EXTRACT →
▶
Dr. Peter Hofstee, distinguished research staff member at IBM will give a presentation during the CAII Seminar Series on Monday, March 1 at 11:00 a.m. The talk is titled “A Shared-memory Approach to Big Data and Analytics."  

View Seminar here: https://go.ncsa.illinois.edu/CAIISpringSemesterSeriesSP21  

Abstract: This talk explores how the confluence of a number of technological advances is likely to substantially change how (large) systems are organized. The first of these is to use memory more efficiently within the compute node by allowing all processing elements and adapters the same access to memory that was once reserved for processors. The second is to make technologies that offer a lower cost per bit ( but at higher latency ) available as main memory. A third is standardization of in-memory data formats, allowing memory sharing across languages, frameworks, and applications. A fourth, building on the same underlying technological trends that allow memory sharing within the node is to disaggregate memory across compute nodes and to allow nodes to steal or (non-coherently) share each other's memory. A fifth advance is architecture and language contributions that increase memory latency tolerance in microprocessors and accelerators.

We will illustrate most of these advances through technologies introduced on the IBM power architecture processors, starting with the Cell Broadband Engine in 2005 and culminating with the recently introduced POWER 10 processor.

The combination of these advances will likely lead to new, more memory-centric paradigms for computing on large datasets. We give a number of practical examples and end the talk by laying out a number of research challenges associated with these new ways of building systems.
◀
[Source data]
▶
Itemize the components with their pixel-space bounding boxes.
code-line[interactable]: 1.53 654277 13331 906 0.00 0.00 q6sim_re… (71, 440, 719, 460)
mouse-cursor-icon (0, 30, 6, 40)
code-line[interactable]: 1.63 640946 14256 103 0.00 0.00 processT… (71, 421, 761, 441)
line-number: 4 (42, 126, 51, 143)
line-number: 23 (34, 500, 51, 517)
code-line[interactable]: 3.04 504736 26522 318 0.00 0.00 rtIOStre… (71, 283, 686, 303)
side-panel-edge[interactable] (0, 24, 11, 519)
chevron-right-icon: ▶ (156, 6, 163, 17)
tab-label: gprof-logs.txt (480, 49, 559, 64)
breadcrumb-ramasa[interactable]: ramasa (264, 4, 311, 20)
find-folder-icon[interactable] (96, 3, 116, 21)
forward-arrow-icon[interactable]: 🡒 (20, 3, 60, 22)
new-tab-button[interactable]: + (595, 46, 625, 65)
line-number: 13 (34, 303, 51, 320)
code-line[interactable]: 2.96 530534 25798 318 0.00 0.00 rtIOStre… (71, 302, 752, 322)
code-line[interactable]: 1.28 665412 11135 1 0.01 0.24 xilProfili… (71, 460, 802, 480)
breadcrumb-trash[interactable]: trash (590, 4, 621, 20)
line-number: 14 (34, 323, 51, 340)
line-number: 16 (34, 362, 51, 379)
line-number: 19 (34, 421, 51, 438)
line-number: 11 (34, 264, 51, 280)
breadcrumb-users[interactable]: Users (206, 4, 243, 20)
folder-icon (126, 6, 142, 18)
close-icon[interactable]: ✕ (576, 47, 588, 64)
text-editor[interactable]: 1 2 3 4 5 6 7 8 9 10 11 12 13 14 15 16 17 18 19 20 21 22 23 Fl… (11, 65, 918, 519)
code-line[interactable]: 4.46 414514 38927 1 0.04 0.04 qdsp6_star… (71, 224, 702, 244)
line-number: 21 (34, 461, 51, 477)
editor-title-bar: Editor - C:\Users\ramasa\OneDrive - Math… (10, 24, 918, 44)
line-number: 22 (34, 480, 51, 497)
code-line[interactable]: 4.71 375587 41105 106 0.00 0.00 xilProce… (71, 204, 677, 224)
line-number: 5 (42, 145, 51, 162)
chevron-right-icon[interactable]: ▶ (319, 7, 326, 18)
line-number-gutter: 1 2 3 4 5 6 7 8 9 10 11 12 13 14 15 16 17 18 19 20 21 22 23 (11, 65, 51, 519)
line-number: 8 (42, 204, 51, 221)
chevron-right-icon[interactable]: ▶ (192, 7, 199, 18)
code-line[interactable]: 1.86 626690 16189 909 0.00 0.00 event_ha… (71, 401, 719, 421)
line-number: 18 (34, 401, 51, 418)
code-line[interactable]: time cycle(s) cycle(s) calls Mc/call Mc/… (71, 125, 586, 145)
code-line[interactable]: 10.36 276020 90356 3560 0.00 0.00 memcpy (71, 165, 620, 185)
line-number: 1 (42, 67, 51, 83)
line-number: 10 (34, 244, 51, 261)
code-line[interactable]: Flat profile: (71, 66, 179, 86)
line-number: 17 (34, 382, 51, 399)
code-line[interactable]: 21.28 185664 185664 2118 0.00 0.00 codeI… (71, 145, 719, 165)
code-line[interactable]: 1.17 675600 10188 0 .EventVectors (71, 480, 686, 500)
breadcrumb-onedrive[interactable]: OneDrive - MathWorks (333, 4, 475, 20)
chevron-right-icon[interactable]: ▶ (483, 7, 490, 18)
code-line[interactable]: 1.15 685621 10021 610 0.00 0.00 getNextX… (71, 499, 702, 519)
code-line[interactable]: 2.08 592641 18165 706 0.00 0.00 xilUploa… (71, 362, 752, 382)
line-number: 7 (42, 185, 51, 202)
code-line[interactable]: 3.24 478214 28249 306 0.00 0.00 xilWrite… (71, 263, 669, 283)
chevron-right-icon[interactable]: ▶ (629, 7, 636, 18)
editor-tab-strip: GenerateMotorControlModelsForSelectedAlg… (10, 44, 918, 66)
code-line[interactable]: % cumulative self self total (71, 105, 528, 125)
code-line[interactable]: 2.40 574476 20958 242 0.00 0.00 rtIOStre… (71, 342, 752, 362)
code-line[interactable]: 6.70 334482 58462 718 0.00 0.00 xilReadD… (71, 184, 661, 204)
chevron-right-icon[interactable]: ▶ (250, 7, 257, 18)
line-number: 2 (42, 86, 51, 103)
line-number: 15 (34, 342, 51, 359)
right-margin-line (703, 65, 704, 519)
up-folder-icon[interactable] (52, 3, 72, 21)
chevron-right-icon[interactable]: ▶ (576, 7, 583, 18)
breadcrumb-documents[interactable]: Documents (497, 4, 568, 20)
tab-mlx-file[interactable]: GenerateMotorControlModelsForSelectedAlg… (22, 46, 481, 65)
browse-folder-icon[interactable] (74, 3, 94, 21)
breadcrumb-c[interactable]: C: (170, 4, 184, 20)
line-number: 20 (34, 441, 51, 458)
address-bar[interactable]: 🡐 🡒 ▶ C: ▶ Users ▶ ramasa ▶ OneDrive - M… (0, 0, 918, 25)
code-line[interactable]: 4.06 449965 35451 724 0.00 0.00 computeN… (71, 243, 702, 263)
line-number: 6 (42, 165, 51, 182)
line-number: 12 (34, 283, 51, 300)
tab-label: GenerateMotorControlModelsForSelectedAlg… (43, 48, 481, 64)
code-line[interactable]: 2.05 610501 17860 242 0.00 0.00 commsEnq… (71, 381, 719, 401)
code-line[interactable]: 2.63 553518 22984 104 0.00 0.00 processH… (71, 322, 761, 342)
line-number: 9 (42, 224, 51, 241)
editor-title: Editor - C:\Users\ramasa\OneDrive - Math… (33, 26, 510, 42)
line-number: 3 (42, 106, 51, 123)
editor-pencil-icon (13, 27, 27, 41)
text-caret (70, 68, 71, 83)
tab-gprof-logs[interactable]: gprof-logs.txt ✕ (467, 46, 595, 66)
◀
PARTS OF THE EXERCISE →
1: Answer these questions using the seminar announcement.
(a) On what day and at what time is the presentation scheduled?
(b) Which processor marks the start of the technologies used to illustrate the advances, and in what year was it introduced?
(c) With what does the talk end?
2: Reproduce word for word the stretch of the seminar announcement from "We will illustrate" through "POWER 10 processor.".
The source data is not needed for this work.

ANSWERS IN ORDER →
1:
(a) Monday, March 1, at 11:00 a.m.
(b) The Cell Broadband Engine, introduced in 2005.
(c) It ends by laying out a number of research challenges associated with these new ways of building systems.

2:
We will illustrate most of these advances through technologies introduced on the IBM power architecture processors, starting with the Cell Broadband Engine in 2005 and culminating with the recently introduced POWER 10 processor.